Текст для чтения »
Говоря о 1952 годе, невозможно обойти молчанием как бы стоящее особняком, малоизученное «мингрельское дело», интересное тем, что главным его обвиняемым должен был стать Берия, у которого мама, якобы, оказалась мингрельской еврейкой. Арест Берии должен был стать вершиной «мингрельского дела».

Чтобы понять причину, побудившую Сталина в конце сороковых годов развернуть антиеврейскую кампанию, приведшую, как считают некоторые исследователи, к его гибели, необходимо задержаться на политике Советского Союза в Палестине и на сто восемьдесят градусов изменившейся позиции Сталина, сперва – просионистской, затем – антисионистской. Резкие виражи безболезненно не проходят.

Следует рассмотреть и банальную версию, которую, из-за её будничности и непривлекательности, почти никто не рассматривал. Естественная смерть пожилого человека, отягощенного болезнями, в частности гипертонией, в октябре 1945-го и 1949-го переболевшего микроинсультами, который из-за маниакальной подозрительности и боязни врачей, свойственной некоторым категориям психически неуравновешенных пациентов, на пороге смерти остался без врачебного присмотра.

Исходные данные »
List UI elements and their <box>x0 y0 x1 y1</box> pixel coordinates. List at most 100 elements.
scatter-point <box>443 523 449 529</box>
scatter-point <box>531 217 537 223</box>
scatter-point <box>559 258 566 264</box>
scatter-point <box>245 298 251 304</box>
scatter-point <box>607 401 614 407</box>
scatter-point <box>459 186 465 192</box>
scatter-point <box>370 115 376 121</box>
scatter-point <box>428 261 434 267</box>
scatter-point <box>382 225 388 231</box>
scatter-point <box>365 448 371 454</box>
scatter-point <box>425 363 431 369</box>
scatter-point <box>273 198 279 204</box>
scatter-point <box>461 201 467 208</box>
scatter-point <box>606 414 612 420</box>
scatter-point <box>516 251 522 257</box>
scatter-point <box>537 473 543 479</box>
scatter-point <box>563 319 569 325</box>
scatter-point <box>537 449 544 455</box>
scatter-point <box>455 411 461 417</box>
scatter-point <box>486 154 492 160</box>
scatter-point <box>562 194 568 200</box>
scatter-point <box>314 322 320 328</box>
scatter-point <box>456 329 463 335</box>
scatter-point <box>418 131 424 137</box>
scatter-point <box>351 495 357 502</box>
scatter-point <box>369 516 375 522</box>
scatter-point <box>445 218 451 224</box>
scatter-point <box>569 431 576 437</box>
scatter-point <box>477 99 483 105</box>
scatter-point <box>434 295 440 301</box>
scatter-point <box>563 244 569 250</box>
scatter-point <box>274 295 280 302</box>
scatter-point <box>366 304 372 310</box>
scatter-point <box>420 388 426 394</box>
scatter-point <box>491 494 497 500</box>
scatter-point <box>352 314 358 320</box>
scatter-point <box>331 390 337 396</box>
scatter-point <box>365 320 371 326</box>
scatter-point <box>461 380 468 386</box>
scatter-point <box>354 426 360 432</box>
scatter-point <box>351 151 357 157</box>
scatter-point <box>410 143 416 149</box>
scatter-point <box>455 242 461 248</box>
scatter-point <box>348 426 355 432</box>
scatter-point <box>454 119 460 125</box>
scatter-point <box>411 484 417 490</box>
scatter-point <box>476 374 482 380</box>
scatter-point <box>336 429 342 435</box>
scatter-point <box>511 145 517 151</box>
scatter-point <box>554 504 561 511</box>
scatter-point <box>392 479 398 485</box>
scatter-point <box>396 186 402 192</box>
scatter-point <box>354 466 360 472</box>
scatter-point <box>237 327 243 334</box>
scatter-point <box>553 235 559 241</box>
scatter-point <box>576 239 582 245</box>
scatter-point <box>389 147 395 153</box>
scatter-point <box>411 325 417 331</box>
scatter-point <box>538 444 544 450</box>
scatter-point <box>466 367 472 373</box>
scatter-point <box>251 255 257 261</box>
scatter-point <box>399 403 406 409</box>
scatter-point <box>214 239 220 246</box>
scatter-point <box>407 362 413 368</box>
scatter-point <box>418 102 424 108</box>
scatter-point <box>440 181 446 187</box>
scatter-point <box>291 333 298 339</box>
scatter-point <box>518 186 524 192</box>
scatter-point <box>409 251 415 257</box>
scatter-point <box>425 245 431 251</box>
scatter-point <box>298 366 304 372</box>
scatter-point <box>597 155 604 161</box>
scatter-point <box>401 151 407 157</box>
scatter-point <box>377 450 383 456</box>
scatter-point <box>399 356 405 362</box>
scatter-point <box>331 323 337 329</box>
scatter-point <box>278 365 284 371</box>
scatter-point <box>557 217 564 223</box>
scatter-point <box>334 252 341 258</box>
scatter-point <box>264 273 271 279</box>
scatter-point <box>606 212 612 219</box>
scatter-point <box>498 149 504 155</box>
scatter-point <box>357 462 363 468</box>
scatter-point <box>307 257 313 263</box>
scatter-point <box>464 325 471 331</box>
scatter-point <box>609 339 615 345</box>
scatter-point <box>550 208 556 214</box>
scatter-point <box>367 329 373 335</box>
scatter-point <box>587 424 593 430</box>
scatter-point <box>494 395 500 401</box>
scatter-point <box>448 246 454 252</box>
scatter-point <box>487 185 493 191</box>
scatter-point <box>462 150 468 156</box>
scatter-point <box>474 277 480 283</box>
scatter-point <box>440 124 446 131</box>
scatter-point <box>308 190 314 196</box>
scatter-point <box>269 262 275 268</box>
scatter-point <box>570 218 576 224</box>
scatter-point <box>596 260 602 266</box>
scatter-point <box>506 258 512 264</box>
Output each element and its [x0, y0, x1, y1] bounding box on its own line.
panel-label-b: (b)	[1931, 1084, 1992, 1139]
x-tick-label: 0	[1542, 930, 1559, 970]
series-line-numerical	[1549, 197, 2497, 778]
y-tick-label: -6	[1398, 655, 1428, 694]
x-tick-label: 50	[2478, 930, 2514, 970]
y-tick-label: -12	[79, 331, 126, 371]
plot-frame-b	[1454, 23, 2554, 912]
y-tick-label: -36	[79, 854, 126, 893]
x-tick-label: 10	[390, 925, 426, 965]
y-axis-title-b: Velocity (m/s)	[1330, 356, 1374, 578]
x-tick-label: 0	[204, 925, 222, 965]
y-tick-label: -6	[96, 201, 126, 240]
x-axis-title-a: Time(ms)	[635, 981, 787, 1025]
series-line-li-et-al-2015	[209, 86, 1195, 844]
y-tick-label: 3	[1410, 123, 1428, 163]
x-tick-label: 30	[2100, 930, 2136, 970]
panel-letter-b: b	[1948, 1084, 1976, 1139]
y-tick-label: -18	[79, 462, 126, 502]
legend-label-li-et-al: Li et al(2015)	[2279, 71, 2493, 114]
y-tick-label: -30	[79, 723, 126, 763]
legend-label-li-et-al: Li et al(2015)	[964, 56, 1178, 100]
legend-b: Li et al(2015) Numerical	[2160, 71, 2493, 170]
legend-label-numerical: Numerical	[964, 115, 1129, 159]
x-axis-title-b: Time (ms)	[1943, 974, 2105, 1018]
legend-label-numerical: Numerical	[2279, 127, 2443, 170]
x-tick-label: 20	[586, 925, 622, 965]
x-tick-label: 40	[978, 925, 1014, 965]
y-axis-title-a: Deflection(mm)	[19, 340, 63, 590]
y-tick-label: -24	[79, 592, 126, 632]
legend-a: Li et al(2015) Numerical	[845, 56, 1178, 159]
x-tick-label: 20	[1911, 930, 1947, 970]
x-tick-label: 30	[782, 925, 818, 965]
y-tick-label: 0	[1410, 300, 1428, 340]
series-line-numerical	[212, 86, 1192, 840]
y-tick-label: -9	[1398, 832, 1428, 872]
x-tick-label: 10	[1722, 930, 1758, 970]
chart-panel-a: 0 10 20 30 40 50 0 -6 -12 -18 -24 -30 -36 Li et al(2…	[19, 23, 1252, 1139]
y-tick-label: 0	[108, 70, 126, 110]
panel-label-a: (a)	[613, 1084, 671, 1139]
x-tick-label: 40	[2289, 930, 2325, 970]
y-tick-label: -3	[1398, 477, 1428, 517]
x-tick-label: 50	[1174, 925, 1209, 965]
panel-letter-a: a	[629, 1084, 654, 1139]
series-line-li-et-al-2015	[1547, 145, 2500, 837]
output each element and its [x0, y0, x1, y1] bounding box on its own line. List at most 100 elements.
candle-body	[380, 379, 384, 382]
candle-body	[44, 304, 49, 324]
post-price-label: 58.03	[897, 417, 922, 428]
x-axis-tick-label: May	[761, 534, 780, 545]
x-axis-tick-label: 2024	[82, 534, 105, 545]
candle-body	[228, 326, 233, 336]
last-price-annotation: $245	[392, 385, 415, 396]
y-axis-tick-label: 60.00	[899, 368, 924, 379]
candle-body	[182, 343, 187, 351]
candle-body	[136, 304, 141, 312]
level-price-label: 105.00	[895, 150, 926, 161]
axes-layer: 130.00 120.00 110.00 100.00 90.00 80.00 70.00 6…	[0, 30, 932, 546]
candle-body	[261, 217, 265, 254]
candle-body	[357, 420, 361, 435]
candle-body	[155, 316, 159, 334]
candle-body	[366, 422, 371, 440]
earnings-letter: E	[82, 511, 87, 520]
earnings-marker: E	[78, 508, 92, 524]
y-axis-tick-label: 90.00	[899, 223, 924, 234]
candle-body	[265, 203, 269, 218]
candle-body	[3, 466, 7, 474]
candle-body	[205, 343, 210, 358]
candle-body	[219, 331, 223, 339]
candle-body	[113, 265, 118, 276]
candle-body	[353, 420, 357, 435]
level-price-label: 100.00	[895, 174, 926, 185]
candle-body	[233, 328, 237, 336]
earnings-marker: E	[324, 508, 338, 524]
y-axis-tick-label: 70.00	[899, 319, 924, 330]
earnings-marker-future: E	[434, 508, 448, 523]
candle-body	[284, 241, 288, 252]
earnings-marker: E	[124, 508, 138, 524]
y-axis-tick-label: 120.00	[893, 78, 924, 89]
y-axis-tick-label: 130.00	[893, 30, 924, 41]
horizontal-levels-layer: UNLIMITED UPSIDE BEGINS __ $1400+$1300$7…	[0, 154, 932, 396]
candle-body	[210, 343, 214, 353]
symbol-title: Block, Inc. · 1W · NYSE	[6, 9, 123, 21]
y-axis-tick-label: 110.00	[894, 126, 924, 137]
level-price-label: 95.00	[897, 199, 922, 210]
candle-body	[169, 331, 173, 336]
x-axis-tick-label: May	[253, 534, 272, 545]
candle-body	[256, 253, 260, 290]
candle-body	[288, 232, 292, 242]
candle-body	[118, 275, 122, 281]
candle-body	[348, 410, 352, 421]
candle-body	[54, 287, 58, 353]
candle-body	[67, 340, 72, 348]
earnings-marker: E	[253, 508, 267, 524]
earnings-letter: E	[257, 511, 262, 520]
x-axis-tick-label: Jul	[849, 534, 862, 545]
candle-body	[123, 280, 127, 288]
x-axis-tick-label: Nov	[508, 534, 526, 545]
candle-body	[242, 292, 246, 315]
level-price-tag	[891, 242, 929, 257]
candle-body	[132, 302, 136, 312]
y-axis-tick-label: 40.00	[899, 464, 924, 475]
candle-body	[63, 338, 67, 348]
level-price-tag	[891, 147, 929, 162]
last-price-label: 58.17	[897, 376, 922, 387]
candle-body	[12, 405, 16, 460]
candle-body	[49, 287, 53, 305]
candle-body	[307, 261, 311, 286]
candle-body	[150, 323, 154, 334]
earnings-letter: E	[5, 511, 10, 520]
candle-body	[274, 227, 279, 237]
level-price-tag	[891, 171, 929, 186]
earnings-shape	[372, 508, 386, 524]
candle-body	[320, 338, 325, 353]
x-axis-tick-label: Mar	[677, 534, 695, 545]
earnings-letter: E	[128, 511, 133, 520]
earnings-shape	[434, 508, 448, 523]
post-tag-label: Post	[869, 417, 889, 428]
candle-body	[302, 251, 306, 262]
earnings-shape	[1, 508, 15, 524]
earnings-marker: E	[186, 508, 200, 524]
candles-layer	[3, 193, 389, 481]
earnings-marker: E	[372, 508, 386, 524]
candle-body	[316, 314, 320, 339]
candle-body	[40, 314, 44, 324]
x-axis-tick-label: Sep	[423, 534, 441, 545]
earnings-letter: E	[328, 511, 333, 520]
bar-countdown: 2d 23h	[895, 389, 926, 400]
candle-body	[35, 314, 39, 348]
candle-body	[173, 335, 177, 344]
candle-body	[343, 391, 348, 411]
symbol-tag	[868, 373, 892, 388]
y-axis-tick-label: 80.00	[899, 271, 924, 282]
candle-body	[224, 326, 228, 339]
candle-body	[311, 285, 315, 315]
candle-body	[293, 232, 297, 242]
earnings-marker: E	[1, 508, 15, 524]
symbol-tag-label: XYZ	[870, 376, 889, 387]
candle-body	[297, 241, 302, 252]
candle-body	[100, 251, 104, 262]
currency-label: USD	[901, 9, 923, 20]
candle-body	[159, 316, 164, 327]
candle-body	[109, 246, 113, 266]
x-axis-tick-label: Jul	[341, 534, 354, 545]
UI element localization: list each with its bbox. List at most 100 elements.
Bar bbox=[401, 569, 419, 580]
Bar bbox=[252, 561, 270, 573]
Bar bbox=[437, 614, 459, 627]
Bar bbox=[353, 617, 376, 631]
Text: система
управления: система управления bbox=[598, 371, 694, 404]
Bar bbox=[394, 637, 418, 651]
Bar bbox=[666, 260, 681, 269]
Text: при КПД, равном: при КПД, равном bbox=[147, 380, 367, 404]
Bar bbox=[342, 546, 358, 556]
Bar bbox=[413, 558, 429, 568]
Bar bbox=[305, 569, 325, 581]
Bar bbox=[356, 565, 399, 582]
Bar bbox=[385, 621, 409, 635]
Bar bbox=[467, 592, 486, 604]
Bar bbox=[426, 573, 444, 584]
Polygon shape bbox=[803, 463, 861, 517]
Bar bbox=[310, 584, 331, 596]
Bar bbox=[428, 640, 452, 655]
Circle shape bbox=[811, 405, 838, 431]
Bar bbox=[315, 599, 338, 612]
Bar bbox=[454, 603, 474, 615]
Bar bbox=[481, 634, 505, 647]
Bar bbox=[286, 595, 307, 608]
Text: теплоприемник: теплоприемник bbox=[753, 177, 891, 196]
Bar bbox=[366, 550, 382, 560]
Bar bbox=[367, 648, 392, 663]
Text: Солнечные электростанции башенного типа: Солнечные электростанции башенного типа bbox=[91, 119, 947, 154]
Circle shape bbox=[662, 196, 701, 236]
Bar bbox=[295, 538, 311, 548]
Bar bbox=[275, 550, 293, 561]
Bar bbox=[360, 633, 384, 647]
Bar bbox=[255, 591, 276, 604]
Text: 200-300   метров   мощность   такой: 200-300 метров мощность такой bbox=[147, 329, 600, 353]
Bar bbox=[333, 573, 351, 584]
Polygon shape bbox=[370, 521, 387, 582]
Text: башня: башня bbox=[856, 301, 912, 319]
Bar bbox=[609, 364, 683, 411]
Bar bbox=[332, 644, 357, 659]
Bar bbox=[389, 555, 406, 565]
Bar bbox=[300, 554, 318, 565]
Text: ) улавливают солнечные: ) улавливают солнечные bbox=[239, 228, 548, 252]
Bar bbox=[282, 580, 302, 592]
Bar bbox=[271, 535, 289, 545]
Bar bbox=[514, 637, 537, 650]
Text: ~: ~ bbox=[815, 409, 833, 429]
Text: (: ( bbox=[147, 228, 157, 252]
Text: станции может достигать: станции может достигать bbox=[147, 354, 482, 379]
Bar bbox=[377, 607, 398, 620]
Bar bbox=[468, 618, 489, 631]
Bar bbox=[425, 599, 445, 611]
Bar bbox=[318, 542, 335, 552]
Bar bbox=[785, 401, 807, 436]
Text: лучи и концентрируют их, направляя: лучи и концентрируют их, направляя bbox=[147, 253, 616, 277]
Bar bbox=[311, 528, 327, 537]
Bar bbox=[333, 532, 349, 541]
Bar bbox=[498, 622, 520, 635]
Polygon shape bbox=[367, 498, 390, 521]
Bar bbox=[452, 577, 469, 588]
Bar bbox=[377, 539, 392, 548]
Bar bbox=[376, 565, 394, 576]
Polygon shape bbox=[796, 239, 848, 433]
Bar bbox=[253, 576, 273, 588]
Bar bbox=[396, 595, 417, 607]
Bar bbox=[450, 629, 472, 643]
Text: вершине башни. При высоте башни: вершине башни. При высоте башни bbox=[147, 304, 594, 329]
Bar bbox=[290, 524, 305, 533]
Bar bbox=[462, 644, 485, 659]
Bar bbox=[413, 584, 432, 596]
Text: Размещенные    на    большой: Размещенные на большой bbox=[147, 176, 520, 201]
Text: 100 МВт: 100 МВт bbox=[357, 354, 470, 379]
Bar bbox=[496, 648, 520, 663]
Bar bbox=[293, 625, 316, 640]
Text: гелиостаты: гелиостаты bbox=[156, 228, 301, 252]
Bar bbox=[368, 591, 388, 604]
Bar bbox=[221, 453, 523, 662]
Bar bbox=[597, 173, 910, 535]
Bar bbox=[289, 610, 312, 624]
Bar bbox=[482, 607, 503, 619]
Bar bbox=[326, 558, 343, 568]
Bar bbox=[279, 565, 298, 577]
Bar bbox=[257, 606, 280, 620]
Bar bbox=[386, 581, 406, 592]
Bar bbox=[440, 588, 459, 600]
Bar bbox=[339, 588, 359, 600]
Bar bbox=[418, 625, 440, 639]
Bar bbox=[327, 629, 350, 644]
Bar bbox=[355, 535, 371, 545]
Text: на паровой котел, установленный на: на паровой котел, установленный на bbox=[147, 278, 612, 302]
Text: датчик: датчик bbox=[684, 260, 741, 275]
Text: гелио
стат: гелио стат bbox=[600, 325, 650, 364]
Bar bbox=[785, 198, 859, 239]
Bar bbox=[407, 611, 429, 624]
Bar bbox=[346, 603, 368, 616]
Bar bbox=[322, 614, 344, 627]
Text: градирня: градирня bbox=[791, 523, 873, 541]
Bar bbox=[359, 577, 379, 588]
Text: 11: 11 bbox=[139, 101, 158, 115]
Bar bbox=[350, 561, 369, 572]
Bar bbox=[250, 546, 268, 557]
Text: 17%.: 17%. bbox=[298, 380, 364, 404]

Задания »
A: Кто, согласно тексту о последних годах Сталина, должен был стать главным обвиняемым по «мингрельскому делу»?
B: Продолжите текст о последних годах Сталина после его последнего предложения.

Ответы к заданиям »
A: Берия.

B:
Однако начнём по порядку, с событий внешнеполитических.

События сороковых годов, самых кровавых в истории человечества, не исчерпывались Второй мировой войной.

Второе пятилетие «отметилось» попыткой коммунистической революции в Иране, войной на Балканах, началом холодной войны и берлинским кризисом, закончившимся созданием двух противоборствующих военно-политических блоков и двух Германий, гражданской войной в Китае, битвой за Палестину и первым послевоенным вооружённым противостоянием великих держав – в Корее. Нельзя забывать и об атомной бомбе, после ужасного примера использования в Японии ставшей сдерживающим фактором при разрешении глобальных конфликтов. Наличие или отсутствие «большой дубинки» влияло на решимость Кремля идти в международных конфликтах ва-банк [5].

Внутри страны сороковые годы завершились «ленинградским делом» и низвержением двух названных Сталиным его преемников, Вознесенского и Кузнецова, затем – разнузданной антисемитской кампанией, начавшейся разгромом Еврейского антифашистского комитета (ЕАК) и приведшей к «делу врачей». Оно, как выяснилось, стало последним в длинной цепи сталинских преступлений, ударивших бумерангом по тому, кто его запустил.

1

НЭТИ – Новосибирский электротехнический институт, ныне НТУ – Новосибирский технический университет.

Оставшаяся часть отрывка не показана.